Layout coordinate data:
* Start *

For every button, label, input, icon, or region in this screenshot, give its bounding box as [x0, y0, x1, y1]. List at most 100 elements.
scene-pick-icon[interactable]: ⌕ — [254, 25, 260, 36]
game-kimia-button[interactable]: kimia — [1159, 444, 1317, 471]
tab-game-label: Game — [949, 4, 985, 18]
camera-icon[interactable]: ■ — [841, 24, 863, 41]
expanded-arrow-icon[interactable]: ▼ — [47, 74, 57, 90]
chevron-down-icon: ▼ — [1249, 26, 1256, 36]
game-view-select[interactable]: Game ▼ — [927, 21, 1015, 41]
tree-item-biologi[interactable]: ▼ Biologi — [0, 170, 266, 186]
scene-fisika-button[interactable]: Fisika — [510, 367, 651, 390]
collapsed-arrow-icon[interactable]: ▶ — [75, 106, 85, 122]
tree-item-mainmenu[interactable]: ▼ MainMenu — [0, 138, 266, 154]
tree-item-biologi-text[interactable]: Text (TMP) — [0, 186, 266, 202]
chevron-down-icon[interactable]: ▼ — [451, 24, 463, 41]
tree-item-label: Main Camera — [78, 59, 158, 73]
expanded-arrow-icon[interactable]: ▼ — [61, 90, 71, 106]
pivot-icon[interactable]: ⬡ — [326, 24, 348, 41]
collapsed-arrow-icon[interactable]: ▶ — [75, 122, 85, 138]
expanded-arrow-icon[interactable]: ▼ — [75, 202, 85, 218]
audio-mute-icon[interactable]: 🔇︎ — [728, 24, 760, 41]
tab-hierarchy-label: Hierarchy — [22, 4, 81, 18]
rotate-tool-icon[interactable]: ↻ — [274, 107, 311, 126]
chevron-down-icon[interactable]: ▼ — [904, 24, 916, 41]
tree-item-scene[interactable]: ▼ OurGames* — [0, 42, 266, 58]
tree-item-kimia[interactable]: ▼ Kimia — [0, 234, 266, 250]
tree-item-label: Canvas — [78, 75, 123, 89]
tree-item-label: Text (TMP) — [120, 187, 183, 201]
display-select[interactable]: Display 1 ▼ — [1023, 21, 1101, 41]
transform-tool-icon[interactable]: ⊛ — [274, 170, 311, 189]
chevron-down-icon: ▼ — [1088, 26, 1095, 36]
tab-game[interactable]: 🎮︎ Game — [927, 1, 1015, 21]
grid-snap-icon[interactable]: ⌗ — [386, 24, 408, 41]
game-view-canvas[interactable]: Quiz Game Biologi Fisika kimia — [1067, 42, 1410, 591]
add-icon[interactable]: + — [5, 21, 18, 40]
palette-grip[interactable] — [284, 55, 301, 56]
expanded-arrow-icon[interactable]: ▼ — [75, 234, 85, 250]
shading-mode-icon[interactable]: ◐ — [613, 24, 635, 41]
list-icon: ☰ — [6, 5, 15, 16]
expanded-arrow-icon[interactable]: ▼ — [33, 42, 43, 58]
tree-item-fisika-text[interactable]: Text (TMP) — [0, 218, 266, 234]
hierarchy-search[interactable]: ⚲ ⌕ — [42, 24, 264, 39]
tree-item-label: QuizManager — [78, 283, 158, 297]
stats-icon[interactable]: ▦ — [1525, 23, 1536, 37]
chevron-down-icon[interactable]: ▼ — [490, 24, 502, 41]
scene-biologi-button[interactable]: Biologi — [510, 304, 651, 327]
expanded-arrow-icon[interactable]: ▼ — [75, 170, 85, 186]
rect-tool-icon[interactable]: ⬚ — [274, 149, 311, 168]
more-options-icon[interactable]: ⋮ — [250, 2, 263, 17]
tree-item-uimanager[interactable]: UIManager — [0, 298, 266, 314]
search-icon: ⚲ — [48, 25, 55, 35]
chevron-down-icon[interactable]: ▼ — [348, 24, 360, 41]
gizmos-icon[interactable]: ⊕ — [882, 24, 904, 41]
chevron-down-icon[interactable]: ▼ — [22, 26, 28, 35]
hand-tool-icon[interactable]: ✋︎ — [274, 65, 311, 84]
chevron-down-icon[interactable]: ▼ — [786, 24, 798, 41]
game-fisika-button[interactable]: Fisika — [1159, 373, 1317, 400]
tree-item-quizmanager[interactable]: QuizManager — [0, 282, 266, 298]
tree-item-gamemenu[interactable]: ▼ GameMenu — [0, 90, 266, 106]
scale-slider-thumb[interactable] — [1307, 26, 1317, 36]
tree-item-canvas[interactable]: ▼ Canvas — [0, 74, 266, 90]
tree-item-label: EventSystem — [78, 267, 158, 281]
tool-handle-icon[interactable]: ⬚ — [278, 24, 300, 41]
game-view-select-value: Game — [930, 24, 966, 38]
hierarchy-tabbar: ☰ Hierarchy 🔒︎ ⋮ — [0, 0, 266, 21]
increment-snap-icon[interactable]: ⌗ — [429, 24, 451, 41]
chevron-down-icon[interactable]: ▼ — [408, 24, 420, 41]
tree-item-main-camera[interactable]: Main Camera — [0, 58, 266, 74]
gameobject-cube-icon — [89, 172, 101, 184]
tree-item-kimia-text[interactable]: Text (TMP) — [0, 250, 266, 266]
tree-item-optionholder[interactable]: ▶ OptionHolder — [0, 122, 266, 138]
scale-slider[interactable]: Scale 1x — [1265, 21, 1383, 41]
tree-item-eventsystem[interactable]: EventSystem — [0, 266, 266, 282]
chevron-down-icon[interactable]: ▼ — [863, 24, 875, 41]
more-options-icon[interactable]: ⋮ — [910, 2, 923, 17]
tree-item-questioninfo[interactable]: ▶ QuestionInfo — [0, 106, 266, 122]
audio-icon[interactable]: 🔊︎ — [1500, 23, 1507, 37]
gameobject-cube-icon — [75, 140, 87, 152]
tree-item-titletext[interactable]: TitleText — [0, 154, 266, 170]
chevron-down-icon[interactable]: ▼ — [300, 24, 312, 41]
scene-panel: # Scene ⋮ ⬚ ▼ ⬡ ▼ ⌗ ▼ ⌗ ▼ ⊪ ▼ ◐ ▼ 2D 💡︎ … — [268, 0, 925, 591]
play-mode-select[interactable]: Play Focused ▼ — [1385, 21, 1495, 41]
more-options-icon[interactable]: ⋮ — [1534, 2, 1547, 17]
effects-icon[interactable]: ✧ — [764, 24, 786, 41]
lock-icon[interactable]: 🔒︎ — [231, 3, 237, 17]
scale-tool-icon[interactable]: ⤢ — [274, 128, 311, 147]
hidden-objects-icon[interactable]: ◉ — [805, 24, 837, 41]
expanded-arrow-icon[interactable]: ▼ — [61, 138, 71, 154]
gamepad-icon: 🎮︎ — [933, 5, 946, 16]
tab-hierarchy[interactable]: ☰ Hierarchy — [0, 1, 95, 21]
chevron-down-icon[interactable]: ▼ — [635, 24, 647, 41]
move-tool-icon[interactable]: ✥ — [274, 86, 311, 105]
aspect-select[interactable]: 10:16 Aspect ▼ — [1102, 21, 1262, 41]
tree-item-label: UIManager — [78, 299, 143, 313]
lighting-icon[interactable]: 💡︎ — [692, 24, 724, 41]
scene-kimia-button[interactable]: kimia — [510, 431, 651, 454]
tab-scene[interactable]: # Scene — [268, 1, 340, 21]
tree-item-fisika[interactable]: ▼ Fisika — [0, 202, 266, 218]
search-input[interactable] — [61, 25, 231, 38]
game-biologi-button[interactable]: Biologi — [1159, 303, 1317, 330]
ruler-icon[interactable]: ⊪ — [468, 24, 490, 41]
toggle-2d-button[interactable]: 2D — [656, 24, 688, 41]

* End *

* **Exercise objective**
Copy out, word for word, the lines starting at the beginning of the layout coordinate data and ending at the line that contains "camera-icon[interactable]: ■ —", including both of those lines.

* **Output**
For every button, label, input, icon, or region in this screenshot, give its bounding box as [x0, y0, x1, y1]. List at most 100 elements.
scene-pick-icon[interactable]: ⌕ — [254, 25, 260, 36]
game-kimia-button[interactable]: kimia — [1159, 444, 1317, 471]
tab-game-label: Game — [949, 4, 985, 18]
camera-icon[interactable]: ■ — [841, 24, 863, 41]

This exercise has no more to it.